TASK PROMPT
Where a line below holds the string "performance", copy that line.

DATASET
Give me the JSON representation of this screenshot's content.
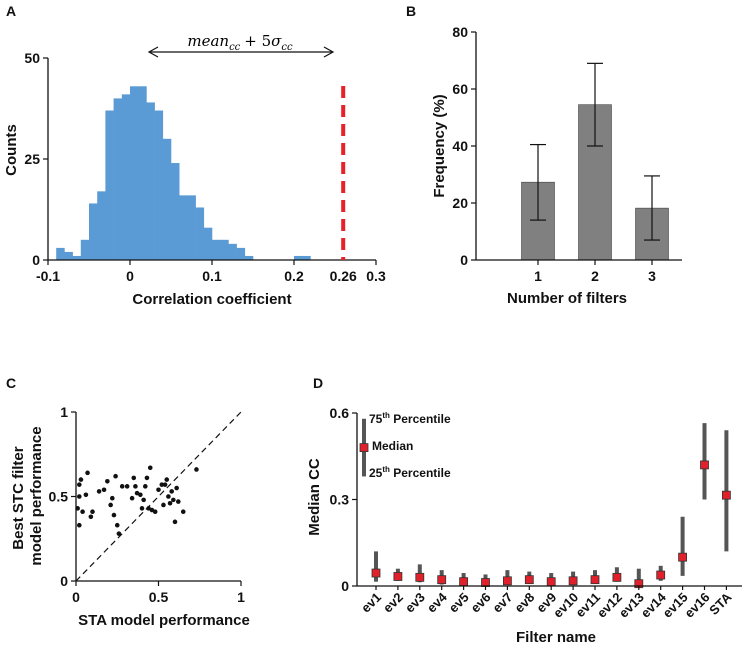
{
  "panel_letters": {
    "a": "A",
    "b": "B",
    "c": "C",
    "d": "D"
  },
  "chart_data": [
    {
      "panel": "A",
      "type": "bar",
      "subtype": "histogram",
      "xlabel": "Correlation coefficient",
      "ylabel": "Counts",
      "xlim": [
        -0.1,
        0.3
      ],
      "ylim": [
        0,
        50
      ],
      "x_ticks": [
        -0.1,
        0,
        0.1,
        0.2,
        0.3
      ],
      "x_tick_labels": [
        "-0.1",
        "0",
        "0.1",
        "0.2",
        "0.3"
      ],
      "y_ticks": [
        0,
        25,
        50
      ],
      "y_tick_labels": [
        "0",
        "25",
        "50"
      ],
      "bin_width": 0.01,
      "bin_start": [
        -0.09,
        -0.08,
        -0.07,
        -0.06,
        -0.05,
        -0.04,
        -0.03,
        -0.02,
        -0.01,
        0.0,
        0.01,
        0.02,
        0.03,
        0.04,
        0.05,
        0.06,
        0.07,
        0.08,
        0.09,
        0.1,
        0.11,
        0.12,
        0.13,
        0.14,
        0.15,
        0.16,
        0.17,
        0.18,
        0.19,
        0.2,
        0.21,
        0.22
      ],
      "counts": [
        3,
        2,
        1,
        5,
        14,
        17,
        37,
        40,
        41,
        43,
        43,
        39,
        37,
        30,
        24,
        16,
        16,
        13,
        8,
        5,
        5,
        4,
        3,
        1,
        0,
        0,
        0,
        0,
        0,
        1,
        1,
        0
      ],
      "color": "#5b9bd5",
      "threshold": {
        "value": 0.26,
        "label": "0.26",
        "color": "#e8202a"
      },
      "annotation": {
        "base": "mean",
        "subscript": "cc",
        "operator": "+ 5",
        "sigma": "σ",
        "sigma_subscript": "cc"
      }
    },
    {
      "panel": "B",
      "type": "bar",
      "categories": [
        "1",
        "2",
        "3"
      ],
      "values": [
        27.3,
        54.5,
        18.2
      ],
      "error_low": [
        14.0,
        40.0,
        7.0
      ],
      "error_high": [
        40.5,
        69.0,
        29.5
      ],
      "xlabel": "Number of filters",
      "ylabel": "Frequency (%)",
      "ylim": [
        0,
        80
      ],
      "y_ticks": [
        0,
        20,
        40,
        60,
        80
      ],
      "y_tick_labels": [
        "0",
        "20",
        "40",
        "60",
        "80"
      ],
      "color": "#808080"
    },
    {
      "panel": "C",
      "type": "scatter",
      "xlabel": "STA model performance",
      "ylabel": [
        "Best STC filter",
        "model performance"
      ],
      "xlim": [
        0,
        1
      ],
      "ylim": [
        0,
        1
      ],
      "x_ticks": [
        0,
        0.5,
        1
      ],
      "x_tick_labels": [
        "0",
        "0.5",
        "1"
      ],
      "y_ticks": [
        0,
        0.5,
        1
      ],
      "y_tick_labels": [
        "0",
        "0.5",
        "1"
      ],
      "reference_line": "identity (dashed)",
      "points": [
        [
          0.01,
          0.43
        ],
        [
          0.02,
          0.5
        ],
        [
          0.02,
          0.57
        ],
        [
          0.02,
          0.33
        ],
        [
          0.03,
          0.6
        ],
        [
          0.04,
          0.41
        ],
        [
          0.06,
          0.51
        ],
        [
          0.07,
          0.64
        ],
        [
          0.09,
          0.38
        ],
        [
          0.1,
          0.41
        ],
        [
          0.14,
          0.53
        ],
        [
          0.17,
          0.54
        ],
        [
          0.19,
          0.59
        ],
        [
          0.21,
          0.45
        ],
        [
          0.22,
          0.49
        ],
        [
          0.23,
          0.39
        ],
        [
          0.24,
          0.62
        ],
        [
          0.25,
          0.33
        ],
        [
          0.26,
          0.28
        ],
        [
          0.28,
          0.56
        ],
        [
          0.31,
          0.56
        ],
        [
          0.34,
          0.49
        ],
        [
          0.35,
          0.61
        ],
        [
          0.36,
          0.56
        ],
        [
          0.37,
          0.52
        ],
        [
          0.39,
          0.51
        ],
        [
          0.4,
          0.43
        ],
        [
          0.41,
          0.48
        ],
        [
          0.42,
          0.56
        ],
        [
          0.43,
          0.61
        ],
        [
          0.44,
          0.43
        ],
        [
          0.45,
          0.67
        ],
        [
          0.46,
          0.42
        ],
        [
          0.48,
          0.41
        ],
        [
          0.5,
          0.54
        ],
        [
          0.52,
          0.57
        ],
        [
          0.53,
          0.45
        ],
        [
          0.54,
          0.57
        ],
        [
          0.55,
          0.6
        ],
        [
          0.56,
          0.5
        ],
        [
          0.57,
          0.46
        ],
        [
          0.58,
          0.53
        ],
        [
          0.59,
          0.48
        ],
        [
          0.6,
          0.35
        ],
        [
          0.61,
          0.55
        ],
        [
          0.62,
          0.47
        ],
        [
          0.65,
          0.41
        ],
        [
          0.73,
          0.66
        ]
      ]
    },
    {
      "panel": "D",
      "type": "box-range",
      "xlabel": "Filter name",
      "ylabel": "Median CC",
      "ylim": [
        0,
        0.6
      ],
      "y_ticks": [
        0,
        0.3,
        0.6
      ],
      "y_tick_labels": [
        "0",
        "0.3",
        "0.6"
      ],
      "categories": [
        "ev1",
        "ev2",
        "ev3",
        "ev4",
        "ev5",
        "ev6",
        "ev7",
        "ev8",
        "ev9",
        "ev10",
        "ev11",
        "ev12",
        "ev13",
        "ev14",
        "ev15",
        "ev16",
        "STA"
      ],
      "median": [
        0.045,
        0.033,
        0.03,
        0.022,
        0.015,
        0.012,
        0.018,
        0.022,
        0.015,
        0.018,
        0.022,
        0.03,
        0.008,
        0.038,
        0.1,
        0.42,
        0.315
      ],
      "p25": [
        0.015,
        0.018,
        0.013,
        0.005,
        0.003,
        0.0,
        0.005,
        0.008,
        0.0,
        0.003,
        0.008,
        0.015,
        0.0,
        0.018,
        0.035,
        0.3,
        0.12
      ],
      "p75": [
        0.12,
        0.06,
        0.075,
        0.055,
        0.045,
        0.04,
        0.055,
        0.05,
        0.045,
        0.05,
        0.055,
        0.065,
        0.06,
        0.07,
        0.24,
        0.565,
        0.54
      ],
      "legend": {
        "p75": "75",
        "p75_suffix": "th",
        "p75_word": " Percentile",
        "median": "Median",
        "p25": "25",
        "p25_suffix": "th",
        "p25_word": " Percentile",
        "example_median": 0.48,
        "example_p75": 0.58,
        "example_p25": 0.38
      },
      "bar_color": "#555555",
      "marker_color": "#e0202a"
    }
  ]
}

...

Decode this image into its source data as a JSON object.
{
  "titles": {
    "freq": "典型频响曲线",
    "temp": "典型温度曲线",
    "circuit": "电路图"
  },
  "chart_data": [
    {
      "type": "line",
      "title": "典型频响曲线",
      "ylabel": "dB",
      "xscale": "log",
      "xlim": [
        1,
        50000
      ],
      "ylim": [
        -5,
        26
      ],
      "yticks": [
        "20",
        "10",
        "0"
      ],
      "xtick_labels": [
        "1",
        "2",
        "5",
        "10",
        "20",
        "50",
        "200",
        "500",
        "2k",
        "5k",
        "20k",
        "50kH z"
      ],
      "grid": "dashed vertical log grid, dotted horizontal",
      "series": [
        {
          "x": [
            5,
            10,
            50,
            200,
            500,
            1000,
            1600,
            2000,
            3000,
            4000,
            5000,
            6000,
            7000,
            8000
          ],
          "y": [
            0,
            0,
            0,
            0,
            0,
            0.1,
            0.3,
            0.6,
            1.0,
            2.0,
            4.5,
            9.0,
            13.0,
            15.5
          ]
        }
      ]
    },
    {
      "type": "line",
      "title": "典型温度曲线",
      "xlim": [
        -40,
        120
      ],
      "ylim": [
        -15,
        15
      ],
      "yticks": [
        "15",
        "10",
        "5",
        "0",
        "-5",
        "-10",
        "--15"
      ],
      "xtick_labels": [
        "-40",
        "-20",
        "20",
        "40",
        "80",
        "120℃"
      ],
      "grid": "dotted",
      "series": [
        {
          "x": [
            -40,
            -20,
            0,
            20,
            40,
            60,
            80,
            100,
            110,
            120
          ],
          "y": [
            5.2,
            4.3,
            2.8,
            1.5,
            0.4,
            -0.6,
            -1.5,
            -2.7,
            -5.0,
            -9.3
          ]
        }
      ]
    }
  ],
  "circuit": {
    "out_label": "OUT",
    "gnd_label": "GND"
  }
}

...

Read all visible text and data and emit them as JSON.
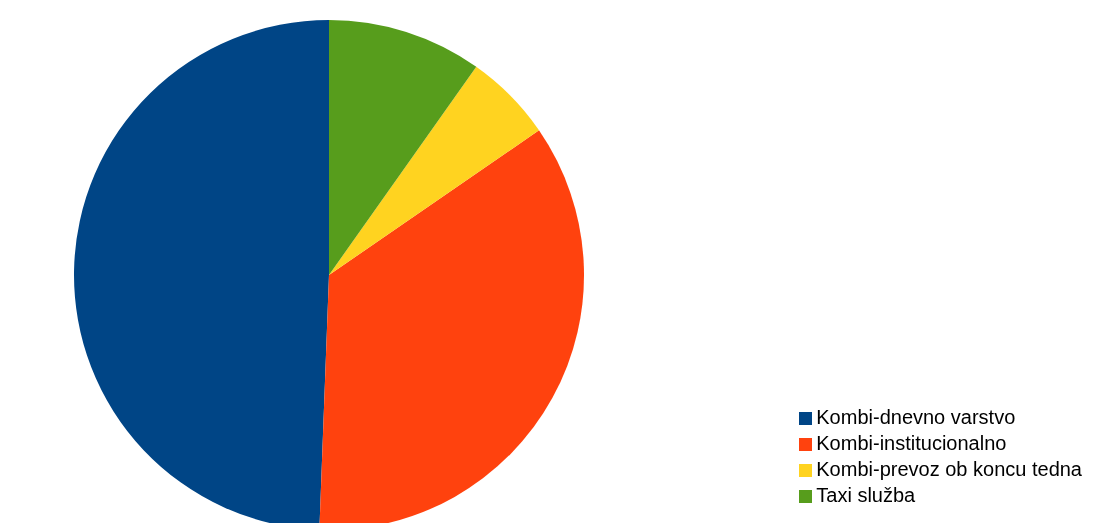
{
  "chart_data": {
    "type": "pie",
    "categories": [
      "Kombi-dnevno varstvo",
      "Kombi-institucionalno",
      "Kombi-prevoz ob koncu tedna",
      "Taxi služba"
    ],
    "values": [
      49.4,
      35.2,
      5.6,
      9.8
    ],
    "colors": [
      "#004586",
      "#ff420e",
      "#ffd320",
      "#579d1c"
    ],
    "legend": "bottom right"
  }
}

ANSWER FOR THIS EXERCISE
      "xlabel": "STA model performance",
        "model performance"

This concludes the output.